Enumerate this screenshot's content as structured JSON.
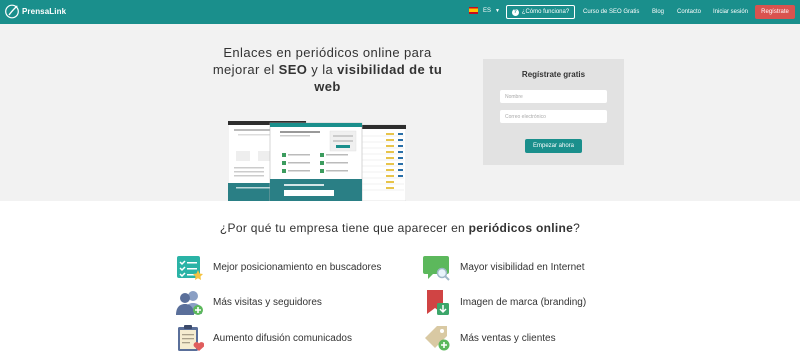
{
  "nav": {
    "logo_text": "PrensaLink",
    "lang_code": "ES",
    "how_it_works": "¿Cómo funciona?",
    "links": [
      "Curso de SEO Gratis",
      "Blog",
      "Contacto",
      "Iniciar sesión"
    ],
    "register": "Regístrate"
  },
  "hero": {
    "headline_pre": "Enlaces en periódicos online para mejorar el ",
    "headline_bold1": "SEO",
    "headline_mid": " y la ",
    "headline_bold2": "visibilidad de tu web"
  },
  "signup": {
    "title": "Regístrate gratis",
    "name_placeholder": "Nombre",
    "email_placeholder": "Correo electrónico",
    "submit": "Empezar ahora"
  },
  "why": {
    "title_pre": "¿Por qué tu empresa tiene que aparecer en ",
    "title_bold": "periódicos online",
    "title_post": "?",
    "features": [
      {
        "label": "Mejor posicionamiento en buscadores",
        "icon": "checklist-icon"
      },
      {
        "label": "Mayor visibilidad en Internet",
        "icon": "speech-search-icon"
      },
      {
        "label": "Más visitas y seguidores",
        "icon": "users-add-icon"
      },
      {
        "label": "Imagen de marca (branding)",
        "icon": "bookmark-download-icon"
      },
      {
        "label": "Aumento difusión comunicados",
        "icon": "clipboard-heart-icon"
      },
      {
        "label": "Más ventas y clientes",
        "icon": "price-tag-add-icon"
      }
    ]
  },
  "colors": {
    "brand": "#1a8f8c",
    "register": "#d9534f",
    "hero_bg": "#f2f2f2",
    "form_bg": "#e2e2e2"
  }
}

#### EXERCISE REQUIREMENTS:
Reproduce each line of the records exactly, and omit every picture.

#### ANSWER BELOW:
Enumerate this screenshot's content as structured JSON.
{
  "nav": {
    "logo_text": "PrensaLink",
    "lang_code": "ES",
    "how_it_works": "¿Cómo funciona?",
    "links": [
      "Curso de SEO Gratis",
      "Blog",
      "Contacto",
      "Iniciar sesión"
    ],
    "register": "Regístrate"
  },
  "hero": {
    "headline_pre": "Enlaces en periódicos online para mejorar el ",
    "headline_bold1": "SEO",
    "headline_mid": " y la ",
    "headline_bold2": "visibilidad de tu web"
  },
  "signup": {
    "title": "Regístrate gratis",
    "name_placeholder": "Nombre",
    "email_placeholder": "Correo electrónico",
    "submit": "Empezar ahora"
  },
  "why": {
    "title_pre": "¿Por qué tu empresa tiene que aparecer en ",
    "title_bold": "periódicos online",
    "title_post": "?",
    "features": [
      {
        "label": "Mejor posicionamiento en buscadores",
        "icon": "checklist-icon"
      },
      {
        "label": "Mayor visibilidad en Internet",
        "icon": "speech-search-icon"
      },
      {
        "label": "Más visitas y seguidores",
        "icon": "users-add-icon"
      },
      {
        "label": "Imagen de marca (branding)",
        "icon": "bookmark-download-icon"
      },
      {
        "label": "Aumento difusión comunicados",
        "icon": "clipboard-heart-icon"
      },
      {
        "label": "Más ventas y clientes",
        "icon": "price-tag-add-icon"
      }
    ]
  },
  "colors": {
    "brand": "#1a8f8c",
    "register": "#d9534f",
    "hero_bg": "#f2f2f2",
    "form_bg": "#e2e2e2"
  }
}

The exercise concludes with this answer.